**Job:** Please list all lines of the material below in which the string "title" occurs.

**Supplied material:**
++++++
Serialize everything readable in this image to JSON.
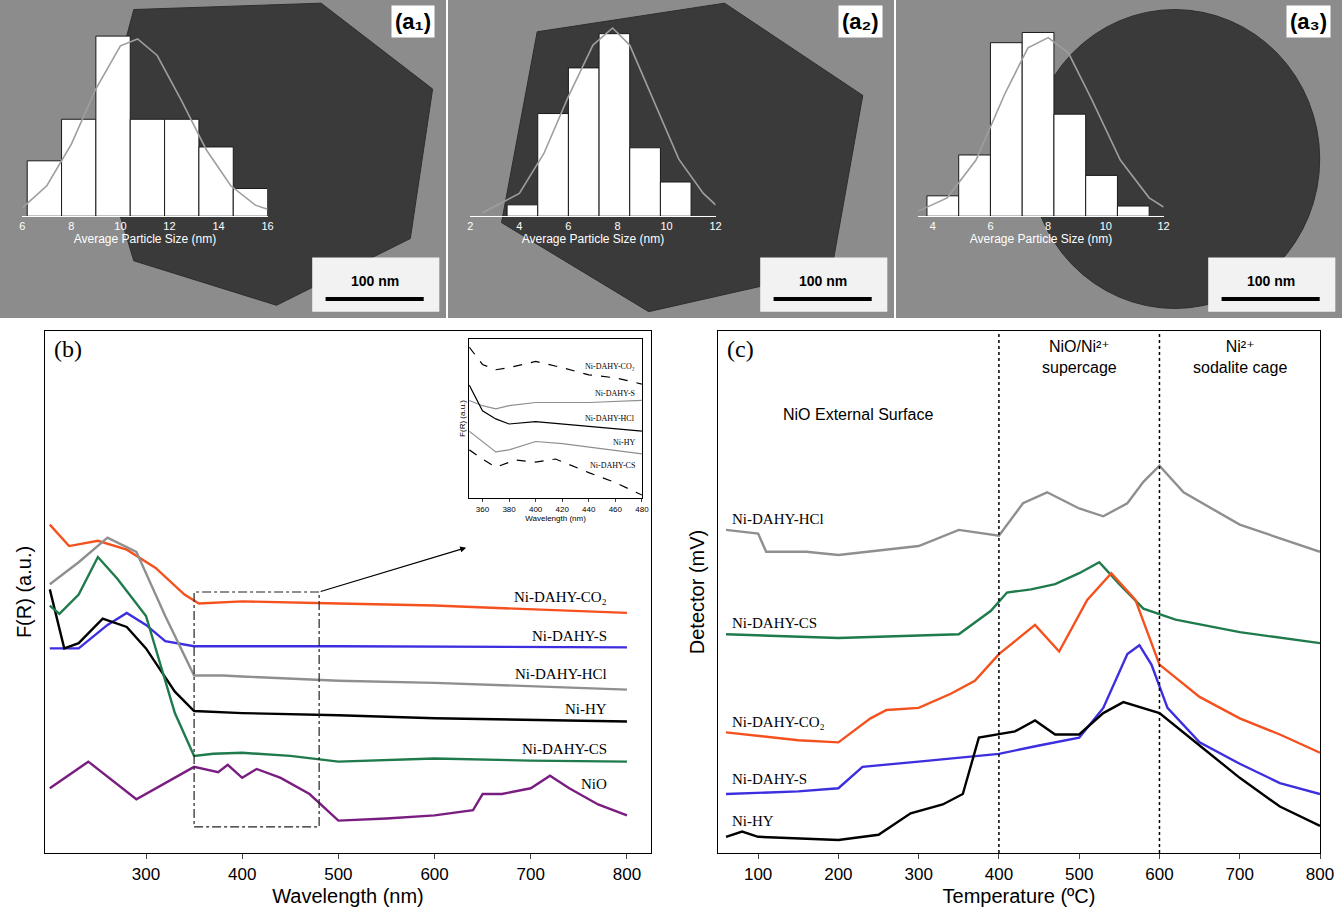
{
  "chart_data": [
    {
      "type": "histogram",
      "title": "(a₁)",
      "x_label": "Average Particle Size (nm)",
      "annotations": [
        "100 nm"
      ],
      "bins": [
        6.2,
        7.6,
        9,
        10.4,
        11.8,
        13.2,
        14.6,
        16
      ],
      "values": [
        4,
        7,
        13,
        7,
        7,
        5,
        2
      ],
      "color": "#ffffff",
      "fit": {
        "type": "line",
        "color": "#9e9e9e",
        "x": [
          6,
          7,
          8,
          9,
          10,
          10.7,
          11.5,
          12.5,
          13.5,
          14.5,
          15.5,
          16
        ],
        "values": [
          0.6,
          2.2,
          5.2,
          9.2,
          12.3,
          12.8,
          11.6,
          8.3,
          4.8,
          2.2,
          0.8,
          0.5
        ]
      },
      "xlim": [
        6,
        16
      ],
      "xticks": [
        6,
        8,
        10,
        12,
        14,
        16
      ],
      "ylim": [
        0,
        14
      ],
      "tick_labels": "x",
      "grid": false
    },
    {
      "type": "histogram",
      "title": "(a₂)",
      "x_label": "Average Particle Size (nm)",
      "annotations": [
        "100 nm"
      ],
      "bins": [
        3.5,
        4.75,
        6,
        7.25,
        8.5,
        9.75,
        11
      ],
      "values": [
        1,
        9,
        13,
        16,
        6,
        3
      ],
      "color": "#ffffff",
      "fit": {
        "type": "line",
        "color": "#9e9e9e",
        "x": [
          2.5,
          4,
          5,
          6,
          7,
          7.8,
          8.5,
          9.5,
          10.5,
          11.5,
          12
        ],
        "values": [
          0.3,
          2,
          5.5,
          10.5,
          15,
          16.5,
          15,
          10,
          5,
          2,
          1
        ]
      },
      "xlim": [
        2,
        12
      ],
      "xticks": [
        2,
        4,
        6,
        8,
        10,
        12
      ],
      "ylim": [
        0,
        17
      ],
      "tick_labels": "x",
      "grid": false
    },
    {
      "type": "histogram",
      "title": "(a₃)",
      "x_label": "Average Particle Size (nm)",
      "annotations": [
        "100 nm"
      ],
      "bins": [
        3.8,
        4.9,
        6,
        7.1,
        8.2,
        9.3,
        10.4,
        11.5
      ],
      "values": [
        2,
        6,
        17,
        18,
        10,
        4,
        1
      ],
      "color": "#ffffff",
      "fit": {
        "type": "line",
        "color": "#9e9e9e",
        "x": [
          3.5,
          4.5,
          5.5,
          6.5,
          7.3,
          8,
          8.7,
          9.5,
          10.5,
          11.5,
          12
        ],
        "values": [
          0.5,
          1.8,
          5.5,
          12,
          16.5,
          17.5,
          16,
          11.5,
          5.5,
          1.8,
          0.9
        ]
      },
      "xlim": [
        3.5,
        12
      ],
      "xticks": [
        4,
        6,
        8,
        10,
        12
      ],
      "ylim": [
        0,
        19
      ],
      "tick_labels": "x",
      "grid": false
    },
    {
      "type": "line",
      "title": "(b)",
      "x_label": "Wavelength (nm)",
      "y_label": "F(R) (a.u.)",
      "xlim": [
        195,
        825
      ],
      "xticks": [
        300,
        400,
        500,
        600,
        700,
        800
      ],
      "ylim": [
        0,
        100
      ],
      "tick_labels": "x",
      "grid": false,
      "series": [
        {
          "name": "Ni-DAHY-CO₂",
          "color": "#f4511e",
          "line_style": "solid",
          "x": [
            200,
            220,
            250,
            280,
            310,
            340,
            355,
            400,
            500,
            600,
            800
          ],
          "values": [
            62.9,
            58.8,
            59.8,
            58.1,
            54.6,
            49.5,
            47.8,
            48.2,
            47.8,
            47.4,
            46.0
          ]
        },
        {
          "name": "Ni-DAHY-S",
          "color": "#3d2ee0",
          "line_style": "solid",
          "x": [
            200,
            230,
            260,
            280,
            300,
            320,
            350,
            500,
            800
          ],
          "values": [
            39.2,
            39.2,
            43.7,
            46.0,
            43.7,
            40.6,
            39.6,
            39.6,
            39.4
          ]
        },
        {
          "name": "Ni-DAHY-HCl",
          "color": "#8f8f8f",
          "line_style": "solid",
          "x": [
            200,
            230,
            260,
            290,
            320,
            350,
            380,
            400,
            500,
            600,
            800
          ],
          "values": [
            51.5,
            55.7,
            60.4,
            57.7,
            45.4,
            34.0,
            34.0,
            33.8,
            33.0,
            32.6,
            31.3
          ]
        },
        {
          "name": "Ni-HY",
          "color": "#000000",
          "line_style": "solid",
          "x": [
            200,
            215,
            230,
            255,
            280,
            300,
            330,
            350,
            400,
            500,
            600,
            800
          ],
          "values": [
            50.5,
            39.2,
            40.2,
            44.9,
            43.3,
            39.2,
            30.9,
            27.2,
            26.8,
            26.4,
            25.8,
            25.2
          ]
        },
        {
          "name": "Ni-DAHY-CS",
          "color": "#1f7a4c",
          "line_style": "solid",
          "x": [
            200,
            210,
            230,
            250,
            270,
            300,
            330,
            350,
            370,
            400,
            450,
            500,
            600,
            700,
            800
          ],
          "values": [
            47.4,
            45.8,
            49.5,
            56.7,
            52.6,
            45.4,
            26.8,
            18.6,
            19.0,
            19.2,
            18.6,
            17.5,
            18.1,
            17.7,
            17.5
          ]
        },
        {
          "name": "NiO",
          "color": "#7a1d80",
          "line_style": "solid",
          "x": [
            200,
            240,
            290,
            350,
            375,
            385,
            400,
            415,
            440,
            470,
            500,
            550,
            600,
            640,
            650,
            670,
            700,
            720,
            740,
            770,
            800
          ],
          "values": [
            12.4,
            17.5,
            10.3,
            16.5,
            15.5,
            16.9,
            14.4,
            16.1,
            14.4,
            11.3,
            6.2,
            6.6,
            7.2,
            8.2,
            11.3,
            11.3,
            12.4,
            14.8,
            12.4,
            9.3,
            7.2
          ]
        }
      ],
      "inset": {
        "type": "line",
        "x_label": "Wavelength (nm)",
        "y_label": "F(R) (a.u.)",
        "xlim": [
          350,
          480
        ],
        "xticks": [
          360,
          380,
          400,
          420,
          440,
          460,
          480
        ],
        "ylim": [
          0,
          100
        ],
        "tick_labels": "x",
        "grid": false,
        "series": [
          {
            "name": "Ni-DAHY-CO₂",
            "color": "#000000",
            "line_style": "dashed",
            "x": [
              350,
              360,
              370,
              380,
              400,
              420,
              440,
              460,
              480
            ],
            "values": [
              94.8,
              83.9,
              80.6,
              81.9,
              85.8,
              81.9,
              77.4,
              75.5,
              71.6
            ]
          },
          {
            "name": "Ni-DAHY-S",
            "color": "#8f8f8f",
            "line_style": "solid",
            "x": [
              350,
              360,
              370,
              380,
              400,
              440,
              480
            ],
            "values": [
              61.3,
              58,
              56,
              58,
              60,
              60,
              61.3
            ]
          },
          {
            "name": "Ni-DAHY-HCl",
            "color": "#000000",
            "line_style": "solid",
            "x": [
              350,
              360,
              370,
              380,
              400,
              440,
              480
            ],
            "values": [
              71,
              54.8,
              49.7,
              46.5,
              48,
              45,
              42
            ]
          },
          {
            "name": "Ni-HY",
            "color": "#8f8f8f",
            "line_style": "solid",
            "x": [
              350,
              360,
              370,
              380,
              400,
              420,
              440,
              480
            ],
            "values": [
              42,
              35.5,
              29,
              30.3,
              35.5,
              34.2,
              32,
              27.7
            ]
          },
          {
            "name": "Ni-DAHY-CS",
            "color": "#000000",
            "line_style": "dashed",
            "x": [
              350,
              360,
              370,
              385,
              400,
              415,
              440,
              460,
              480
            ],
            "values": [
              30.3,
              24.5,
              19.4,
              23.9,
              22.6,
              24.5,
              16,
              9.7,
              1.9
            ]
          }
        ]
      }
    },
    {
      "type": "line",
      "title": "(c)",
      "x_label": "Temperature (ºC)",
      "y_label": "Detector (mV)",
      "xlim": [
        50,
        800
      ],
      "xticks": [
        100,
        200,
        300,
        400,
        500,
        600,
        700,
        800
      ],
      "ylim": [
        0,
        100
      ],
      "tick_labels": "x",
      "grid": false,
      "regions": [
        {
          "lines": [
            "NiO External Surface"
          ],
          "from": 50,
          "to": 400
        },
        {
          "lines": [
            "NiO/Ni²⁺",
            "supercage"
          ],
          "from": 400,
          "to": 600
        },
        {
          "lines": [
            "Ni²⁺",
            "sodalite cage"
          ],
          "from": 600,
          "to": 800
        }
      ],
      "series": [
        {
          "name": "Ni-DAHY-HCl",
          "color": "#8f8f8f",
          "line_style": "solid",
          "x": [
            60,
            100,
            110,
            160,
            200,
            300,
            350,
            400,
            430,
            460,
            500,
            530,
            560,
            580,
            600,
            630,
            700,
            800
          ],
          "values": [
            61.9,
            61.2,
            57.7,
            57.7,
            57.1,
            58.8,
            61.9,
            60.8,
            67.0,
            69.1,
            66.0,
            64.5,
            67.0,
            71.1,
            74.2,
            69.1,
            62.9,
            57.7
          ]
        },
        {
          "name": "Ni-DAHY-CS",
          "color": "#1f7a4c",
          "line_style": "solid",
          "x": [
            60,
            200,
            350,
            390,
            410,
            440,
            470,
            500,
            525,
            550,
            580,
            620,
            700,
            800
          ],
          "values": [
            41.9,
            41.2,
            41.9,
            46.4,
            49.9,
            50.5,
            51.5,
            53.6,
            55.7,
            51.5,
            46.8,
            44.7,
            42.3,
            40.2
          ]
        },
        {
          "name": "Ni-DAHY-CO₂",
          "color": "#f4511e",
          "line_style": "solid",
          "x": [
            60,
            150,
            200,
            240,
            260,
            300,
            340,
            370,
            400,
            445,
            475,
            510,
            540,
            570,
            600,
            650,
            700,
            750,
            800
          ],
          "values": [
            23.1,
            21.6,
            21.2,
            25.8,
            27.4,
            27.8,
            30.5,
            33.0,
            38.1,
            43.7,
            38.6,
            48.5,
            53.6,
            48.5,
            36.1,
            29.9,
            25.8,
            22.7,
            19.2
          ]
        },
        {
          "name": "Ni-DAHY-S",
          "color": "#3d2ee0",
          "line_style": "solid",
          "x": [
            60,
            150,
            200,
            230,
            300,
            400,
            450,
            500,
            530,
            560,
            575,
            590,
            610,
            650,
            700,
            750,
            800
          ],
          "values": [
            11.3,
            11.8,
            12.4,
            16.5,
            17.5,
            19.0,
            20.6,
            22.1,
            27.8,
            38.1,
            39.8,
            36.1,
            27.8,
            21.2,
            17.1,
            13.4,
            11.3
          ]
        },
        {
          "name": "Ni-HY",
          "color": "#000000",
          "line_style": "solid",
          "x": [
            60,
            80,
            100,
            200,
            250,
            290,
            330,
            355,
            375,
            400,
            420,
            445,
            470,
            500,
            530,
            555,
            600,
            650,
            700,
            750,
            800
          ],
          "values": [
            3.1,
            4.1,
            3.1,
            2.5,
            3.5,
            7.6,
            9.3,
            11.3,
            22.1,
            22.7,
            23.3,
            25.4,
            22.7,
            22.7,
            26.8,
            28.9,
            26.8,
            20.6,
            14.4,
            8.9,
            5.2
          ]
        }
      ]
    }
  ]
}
++++++
**Full solution:**
      "title": "(a₁)",
      "title": "(a₂)",
      "title": "(a₃)",
      "title": "(b)",
      "title": "(c)",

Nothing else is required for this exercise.